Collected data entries

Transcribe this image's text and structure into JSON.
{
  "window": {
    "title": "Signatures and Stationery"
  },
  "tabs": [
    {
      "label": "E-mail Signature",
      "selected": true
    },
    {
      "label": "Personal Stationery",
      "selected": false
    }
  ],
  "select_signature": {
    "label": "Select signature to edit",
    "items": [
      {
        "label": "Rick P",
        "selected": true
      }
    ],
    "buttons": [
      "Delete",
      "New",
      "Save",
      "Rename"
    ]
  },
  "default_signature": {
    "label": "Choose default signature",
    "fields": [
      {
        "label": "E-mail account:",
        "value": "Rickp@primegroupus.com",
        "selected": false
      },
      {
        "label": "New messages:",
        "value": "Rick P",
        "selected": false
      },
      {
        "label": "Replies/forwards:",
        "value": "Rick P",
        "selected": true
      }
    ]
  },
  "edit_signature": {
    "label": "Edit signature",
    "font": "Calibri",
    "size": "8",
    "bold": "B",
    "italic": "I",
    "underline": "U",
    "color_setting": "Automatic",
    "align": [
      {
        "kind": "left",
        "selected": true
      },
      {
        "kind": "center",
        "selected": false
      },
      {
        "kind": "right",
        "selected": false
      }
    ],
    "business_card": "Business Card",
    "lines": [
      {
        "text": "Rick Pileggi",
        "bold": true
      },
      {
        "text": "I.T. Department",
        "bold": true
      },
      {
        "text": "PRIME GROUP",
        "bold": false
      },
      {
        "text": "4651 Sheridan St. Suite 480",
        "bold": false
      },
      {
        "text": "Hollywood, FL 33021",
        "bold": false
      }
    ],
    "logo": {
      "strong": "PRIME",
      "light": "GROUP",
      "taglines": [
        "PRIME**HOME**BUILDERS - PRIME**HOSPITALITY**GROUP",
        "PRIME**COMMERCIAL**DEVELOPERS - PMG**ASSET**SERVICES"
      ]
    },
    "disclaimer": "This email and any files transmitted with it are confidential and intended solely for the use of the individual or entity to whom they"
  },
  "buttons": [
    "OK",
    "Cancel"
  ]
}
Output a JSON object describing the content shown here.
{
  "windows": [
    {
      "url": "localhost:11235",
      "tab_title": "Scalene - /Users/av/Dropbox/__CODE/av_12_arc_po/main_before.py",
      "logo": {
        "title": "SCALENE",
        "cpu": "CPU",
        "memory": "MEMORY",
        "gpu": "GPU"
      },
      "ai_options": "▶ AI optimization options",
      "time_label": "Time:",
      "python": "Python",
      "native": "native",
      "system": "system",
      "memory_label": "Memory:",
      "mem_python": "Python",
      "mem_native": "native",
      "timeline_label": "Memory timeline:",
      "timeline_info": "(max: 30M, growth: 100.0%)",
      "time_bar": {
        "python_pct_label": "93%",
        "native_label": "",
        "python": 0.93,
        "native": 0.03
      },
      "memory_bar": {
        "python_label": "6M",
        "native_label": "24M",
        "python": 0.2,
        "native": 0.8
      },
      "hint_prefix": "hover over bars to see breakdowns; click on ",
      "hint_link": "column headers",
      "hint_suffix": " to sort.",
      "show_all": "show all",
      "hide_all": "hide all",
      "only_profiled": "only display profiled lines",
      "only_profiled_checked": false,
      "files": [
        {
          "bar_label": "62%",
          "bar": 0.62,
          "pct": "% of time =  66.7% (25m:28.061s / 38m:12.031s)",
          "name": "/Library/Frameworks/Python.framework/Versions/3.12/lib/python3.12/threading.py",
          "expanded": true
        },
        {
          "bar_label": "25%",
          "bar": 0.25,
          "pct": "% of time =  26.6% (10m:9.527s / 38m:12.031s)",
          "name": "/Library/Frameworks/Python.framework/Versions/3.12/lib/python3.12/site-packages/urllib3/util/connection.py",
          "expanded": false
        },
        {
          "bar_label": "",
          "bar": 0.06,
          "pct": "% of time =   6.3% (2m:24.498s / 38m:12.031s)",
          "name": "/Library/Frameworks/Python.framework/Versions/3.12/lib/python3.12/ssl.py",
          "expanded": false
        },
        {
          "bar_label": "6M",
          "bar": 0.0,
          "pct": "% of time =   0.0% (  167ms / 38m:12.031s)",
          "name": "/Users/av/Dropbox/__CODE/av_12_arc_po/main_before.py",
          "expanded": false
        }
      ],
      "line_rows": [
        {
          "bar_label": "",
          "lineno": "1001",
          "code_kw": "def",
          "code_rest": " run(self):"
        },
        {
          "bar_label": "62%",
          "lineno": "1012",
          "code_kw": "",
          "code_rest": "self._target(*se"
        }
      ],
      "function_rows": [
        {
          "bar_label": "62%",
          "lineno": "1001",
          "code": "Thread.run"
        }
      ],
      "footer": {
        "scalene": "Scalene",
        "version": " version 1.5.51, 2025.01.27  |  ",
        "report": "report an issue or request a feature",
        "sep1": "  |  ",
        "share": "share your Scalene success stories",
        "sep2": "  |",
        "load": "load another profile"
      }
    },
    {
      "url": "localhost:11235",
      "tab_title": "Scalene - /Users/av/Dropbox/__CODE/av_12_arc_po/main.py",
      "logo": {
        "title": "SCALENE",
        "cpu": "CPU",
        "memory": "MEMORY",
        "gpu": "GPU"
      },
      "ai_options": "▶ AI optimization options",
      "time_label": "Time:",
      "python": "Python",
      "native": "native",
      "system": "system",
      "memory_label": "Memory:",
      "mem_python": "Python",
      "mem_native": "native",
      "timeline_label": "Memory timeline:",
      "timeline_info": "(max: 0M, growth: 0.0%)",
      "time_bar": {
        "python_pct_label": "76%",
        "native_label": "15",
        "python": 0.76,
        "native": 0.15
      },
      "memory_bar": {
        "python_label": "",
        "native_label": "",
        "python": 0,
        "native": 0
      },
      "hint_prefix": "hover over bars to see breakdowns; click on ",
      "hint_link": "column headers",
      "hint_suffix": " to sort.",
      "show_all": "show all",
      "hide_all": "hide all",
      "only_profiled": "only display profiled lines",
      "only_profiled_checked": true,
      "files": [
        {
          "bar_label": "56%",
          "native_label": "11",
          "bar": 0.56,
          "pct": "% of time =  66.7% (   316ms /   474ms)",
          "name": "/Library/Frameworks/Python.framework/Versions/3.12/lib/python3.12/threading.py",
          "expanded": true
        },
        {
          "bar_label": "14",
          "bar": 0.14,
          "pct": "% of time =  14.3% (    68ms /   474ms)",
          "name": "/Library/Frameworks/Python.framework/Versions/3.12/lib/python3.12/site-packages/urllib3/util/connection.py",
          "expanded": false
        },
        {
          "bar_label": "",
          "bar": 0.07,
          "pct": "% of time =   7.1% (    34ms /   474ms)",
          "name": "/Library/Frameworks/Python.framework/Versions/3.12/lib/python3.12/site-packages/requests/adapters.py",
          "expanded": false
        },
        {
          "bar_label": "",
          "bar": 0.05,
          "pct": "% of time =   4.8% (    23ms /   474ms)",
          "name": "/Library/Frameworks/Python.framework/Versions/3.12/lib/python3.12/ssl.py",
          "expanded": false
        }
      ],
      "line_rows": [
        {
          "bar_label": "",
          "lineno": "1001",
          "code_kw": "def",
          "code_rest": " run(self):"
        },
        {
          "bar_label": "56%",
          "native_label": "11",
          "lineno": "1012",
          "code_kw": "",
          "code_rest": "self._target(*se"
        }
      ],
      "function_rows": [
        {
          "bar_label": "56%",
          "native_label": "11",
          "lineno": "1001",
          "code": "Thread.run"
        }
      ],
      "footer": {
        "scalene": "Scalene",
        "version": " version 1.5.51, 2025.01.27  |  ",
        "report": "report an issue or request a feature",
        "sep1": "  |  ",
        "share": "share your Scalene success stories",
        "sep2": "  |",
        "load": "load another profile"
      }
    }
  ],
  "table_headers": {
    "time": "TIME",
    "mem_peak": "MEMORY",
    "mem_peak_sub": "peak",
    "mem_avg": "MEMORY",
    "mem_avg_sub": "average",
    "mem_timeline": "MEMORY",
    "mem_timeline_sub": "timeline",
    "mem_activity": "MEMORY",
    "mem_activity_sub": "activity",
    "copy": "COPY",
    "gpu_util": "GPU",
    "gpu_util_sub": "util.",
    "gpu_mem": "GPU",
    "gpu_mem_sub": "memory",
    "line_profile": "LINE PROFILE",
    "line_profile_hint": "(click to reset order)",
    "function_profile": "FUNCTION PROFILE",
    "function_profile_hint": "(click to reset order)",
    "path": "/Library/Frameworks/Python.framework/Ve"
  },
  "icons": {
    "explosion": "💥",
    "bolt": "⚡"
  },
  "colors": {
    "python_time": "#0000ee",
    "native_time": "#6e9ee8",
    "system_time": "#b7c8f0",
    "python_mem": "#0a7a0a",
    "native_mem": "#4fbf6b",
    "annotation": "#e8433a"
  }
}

**Goal:**
Determine the number of lines containing "click". Write only that number.

**Correct answer:**
4